AIM OF THE EXERCISE -
Reply with only the number of lines that contain the string "name".

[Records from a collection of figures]

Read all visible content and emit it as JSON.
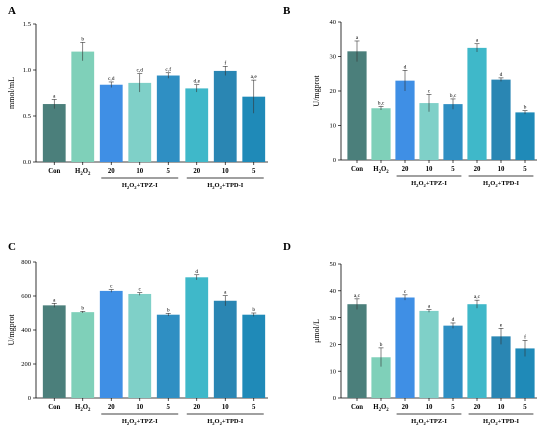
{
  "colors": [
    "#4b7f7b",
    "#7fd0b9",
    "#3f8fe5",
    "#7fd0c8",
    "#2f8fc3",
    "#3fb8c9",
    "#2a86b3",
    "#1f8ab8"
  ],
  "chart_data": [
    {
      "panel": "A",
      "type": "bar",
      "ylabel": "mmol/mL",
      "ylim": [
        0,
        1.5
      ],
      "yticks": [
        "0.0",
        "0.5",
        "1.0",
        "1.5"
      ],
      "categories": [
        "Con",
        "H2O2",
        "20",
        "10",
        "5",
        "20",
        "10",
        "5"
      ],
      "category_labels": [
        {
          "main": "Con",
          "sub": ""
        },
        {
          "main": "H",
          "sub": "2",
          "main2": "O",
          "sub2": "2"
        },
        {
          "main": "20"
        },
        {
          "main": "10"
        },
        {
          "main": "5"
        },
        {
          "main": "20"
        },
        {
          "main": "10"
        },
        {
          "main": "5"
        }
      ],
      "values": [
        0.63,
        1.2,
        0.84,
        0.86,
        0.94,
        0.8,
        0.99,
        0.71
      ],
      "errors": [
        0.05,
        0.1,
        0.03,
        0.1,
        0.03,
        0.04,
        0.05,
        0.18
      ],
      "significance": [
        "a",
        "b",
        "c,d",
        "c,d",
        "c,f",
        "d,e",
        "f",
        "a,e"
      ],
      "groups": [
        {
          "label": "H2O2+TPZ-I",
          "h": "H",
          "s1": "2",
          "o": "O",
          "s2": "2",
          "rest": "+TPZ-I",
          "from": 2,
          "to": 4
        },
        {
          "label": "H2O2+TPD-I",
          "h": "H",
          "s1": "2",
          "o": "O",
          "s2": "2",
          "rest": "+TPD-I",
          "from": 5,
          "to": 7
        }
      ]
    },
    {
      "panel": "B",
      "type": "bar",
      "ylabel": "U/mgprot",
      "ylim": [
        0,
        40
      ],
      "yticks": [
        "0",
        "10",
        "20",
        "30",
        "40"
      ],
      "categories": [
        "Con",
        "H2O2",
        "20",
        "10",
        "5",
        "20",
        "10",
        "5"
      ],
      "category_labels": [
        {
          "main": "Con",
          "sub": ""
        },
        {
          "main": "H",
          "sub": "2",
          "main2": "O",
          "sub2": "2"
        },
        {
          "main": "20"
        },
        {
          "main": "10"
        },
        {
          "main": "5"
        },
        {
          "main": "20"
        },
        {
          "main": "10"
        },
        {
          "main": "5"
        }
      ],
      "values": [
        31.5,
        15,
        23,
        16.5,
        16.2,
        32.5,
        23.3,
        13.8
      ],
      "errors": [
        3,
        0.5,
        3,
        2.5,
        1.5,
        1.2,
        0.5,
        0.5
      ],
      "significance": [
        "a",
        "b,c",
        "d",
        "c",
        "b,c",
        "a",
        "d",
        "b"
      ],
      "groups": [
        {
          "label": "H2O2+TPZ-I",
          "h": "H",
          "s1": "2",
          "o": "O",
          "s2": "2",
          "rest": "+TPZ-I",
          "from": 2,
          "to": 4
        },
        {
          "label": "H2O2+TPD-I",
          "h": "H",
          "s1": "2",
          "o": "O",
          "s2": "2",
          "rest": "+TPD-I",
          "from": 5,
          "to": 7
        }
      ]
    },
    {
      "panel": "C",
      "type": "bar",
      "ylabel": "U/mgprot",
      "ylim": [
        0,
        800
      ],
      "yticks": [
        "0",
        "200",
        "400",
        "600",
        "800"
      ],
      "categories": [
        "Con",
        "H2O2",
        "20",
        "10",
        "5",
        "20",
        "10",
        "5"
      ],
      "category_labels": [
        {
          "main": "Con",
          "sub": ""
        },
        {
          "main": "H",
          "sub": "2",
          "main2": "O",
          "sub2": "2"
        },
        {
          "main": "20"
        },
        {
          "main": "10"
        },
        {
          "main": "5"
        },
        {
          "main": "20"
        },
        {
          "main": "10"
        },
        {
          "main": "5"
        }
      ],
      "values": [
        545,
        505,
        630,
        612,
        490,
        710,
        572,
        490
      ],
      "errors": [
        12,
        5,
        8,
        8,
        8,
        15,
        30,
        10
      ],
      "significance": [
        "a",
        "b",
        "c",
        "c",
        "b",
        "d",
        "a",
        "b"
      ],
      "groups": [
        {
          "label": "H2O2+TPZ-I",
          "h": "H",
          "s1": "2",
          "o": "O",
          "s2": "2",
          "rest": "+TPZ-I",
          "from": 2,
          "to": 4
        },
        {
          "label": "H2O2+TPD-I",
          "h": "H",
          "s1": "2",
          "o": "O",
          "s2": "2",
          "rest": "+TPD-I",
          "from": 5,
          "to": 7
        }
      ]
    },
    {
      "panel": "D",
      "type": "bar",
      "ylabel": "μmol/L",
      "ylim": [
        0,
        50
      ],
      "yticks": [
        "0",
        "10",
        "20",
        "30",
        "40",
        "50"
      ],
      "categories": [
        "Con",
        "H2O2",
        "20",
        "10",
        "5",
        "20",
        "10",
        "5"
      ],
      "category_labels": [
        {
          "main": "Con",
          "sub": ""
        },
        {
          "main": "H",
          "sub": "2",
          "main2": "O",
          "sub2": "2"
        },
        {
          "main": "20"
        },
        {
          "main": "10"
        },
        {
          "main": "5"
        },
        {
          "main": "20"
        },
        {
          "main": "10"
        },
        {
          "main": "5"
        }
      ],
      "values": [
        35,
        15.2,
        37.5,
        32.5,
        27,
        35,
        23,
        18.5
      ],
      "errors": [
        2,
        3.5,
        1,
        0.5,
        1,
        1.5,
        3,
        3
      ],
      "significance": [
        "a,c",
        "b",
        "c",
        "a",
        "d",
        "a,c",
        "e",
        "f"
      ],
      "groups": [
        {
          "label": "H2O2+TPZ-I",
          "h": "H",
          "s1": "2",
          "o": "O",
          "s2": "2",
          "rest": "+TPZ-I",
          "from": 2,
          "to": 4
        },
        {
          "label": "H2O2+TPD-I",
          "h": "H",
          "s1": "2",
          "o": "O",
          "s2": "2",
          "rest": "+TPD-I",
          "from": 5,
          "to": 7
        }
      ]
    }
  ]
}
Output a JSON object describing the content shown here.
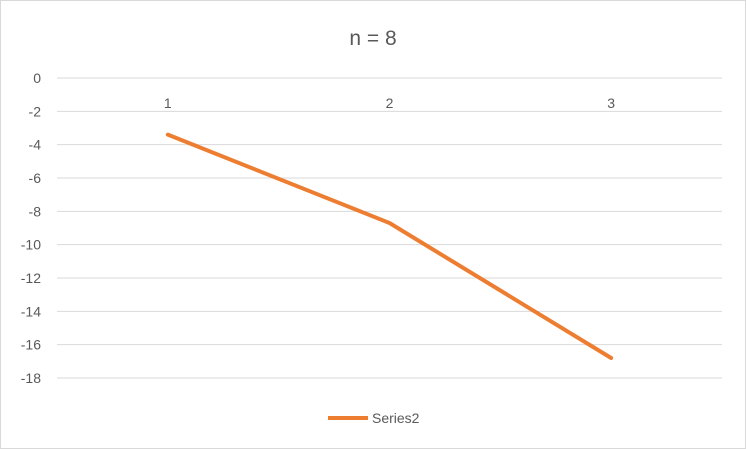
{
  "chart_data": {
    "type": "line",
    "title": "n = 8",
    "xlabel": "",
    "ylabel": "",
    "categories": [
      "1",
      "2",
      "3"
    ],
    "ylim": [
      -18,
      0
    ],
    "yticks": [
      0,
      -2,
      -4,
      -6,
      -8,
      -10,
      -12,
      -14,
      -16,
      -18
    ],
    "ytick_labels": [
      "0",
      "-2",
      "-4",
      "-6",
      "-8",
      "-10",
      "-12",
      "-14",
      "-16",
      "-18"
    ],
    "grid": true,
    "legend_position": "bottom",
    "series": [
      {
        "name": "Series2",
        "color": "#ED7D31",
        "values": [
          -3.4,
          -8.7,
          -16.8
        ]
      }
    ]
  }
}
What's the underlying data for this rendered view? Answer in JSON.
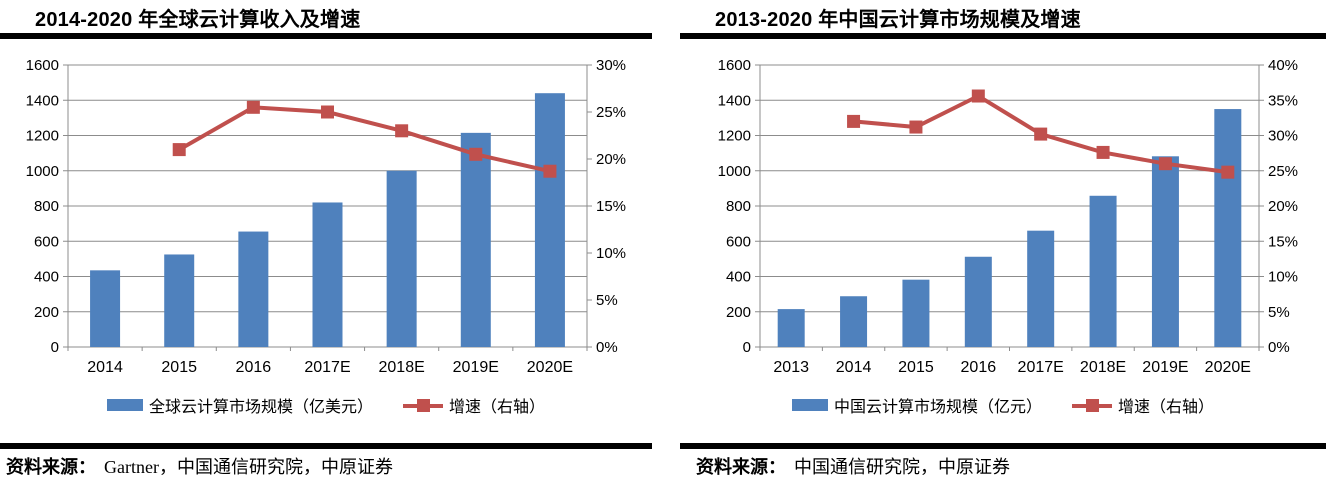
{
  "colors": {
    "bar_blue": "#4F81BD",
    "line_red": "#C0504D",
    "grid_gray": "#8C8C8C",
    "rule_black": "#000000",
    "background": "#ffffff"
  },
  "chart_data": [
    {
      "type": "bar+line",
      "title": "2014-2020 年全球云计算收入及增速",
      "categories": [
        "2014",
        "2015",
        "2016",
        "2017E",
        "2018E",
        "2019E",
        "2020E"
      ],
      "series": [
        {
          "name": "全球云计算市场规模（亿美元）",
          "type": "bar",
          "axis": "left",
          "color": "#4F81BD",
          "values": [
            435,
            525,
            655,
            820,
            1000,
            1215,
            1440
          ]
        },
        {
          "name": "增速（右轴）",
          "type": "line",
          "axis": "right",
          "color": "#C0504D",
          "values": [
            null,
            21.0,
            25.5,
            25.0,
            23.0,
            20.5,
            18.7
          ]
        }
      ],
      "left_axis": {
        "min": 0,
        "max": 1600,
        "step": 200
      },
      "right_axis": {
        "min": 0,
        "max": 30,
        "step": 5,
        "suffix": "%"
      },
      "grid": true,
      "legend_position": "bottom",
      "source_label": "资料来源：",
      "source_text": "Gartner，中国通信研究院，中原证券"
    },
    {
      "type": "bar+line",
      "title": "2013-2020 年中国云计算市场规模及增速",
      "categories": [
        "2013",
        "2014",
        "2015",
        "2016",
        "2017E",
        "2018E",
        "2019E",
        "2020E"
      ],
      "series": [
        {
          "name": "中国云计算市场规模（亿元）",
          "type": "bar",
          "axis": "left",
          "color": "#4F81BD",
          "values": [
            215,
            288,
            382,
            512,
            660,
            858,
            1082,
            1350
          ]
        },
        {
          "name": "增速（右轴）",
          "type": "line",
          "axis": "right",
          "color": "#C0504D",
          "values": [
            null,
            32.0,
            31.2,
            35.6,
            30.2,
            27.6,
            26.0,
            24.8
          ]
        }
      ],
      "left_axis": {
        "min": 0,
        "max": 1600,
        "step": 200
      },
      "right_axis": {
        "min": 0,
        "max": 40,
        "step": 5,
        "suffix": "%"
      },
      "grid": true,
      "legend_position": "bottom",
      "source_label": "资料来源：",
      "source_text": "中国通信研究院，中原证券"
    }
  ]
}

SOLUTION BELOW -
5